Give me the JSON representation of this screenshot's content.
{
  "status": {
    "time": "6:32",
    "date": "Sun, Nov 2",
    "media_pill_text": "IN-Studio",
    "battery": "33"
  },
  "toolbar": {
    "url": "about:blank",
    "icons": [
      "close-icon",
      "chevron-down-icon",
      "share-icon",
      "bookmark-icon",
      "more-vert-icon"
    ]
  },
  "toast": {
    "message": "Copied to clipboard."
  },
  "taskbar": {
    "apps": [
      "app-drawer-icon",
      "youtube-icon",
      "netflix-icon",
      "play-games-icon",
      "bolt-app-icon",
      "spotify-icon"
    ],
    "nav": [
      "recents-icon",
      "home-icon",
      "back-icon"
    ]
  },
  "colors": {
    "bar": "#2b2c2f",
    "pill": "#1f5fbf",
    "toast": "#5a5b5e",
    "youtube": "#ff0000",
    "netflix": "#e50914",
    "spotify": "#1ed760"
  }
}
* * *
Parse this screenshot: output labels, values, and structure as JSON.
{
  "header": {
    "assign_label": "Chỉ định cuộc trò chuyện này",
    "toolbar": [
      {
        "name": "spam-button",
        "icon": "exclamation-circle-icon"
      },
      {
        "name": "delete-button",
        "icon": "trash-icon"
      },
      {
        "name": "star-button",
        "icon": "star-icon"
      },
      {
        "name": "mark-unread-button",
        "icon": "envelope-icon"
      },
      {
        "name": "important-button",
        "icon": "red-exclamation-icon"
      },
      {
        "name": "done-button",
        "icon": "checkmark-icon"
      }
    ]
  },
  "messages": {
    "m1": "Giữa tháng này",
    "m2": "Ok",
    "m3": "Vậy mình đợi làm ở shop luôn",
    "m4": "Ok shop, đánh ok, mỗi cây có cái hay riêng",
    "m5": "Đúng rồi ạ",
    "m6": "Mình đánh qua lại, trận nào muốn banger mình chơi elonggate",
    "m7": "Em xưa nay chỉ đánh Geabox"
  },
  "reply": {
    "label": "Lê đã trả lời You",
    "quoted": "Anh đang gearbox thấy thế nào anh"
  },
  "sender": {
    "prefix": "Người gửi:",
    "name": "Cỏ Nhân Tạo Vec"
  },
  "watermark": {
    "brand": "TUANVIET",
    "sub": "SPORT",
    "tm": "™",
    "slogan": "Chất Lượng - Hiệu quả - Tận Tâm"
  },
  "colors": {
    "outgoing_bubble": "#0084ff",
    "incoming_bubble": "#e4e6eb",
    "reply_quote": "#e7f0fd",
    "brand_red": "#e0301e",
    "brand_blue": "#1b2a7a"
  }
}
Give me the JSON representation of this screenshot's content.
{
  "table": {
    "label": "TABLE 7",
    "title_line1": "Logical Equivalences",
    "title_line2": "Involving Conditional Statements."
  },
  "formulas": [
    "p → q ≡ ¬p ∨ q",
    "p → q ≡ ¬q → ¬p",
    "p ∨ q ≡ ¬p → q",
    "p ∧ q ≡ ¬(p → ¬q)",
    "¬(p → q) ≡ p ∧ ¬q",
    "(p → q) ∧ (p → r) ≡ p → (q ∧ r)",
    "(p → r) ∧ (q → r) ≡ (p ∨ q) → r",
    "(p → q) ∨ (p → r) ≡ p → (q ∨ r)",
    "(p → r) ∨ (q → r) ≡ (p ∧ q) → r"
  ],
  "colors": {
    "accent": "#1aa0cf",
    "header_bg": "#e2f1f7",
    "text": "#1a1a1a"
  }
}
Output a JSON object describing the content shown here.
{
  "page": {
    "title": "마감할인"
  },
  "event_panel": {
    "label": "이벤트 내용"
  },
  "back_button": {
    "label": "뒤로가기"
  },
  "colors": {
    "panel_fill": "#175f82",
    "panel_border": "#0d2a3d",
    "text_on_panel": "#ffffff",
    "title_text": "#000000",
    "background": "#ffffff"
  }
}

What the exercise asks ->
State, as a number only, how many lines in the entries include "ffffff".

Worked answer ->
2